> [Instructions for the task] Pictures aside, repeat every entry exactly.

(Data excerpts)
----

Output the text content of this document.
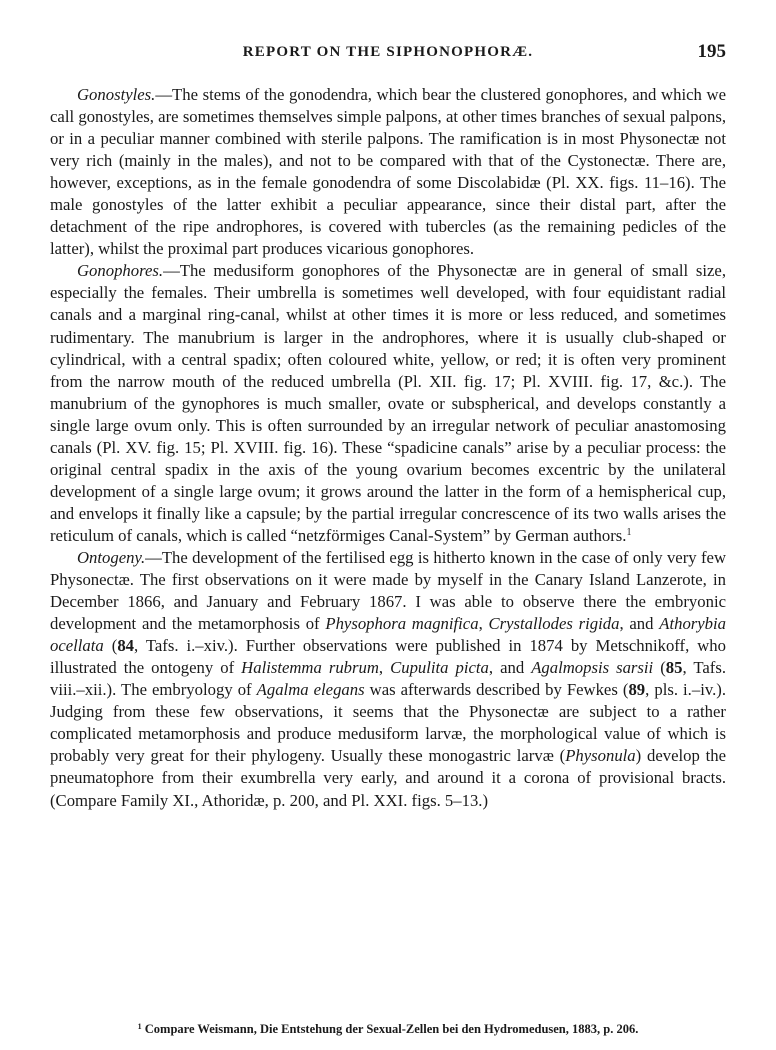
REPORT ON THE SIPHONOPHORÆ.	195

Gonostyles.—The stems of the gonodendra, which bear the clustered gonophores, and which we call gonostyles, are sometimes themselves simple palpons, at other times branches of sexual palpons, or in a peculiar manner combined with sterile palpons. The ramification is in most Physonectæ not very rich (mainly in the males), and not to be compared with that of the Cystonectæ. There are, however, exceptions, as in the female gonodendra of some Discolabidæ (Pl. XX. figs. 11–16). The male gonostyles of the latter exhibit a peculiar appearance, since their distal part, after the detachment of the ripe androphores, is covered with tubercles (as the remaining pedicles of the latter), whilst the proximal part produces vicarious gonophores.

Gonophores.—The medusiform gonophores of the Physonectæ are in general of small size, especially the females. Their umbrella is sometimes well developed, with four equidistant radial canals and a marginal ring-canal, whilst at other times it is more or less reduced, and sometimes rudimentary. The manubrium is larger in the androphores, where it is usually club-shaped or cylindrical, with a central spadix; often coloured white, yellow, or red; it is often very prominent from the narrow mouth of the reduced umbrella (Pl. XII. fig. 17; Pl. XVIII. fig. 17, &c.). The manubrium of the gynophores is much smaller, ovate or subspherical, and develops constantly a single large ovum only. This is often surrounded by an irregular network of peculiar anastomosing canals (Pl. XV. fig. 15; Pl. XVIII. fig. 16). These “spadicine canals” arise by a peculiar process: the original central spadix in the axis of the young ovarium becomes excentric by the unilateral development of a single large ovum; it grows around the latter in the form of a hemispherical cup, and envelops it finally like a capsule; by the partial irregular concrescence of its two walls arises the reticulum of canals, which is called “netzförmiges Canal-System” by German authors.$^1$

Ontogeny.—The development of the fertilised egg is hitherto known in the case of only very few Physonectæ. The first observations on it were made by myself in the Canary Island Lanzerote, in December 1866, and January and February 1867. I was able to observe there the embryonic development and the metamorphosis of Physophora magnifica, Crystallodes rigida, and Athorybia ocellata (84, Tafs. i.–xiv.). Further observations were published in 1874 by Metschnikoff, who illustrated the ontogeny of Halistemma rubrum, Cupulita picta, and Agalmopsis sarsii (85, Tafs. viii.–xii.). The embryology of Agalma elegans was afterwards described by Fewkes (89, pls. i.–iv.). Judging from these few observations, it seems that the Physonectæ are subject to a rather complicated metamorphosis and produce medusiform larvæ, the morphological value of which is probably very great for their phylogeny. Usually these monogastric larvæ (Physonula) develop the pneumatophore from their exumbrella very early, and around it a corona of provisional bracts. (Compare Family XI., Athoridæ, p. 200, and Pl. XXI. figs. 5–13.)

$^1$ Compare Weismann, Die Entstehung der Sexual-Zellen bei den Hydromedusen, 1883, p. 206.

----

> [Solution to the exercise]
Output the text content of this document.
REPORT ON THE SIPHONOPHORÆ.	195

Gonostyles.—The stems of the gonodendra, which bear the clustered gonophores, and which we call gonostyles, are sometimes themselves simple palpons, at other times branches of sexual palpons, or in a peculiar manner combined with sterile palpons. The ramification is in most Physonectæ not very rich (mainly in the males), and not to be compared with that of the Cystonectæ. There are, however, exceptions, as in the female gonodendra of some Discolabidæ (Pl. XX. figs. 11–16). The male gonostyles of the latter exhibit a peculiar appearance, since their distal part, after the detachment of the ripe androphores, is covered with tubercles (as the remaining pedicles of the latter), whilst the proximal part produces vicarious gonophores.

Gonophores.—The medusiform gonophores of the Physonectæ are in general of small size, especially the females. Their umbrella is sometimes well developed, with four equidistant radial canals and a marginal ring-canal, whilst at other times it is more or less reduced, and sometimes rudimentary. The manubrium is larger in the androphores, where it is usually club-shaped or cylindrical, with a central spadix; often coloured white, yellow, or red; it is often very prominent from the narrow mouth of the reduced umbrella (Pl. XII. fig. 17; Pl. XVIII. fig. 17, &c.). The manubrium of the gynophores is much smaller, ovate or subspherical, and develops constantly a single large ovum only. This is often surrounded by an irregular network of peculiar anastomosing canals (Pl. XV. fig. 15; Pl. XVIII. fig. 16). These “spadicine canals” arise by a peculiar process: the original central spadix in the axis of the young ovarium becomes excentric by the unilateral development of a single large ovum; it grows around the latter in the form of a hemispherical cup, and envelops it finally like a capsule; by the partial irregular concrescence of its two walls arises the reticulum of canals, which is called “netzförmiges Canal-System” by German authors.$^1$

Ontogeny.—The development of the fertilised egg is hitherto known in the case of only very few Physonectæ. The first observations on it were made by myself in the Canary Island Lanzerote, in December 1866, and January and February 1867. I was able to observe there the embryonic development and the metamorphosis of Physophora magnifica, Crystallodes rigida, and Athorybia ocellata (84, Tafs. i.–xiv.). Further observations were published in 1874 by Metschnikoff, who illustrated the ontogeny of Halistemma rubrum, Cupulita picta, and Agalmopsis sarsii (85, Tafs. viii.–xii.). The embryology of Agalma elegans was afterwards described by Fewkes (89, pls. i.–iv.). Judging from these few observations, it seems that the Physonectæ are subject to a rather complicated metamorphosis and produce medusiform larvæ, the morphological value of which is probably very great for their phylogeny. Usually these monogastric larvæ (Physonula) develop the pneumatophore from their exumbrella very early, and around it a corona of provisional bracts. (Compare Family XI., Athoridæ, p. 200, and Pl. XXI. figs. 5–13.)

$^1$ Compare Weismann, Die Entstehung der Sexual-Zellen bei den Hydromedusen, 1883, p. 206.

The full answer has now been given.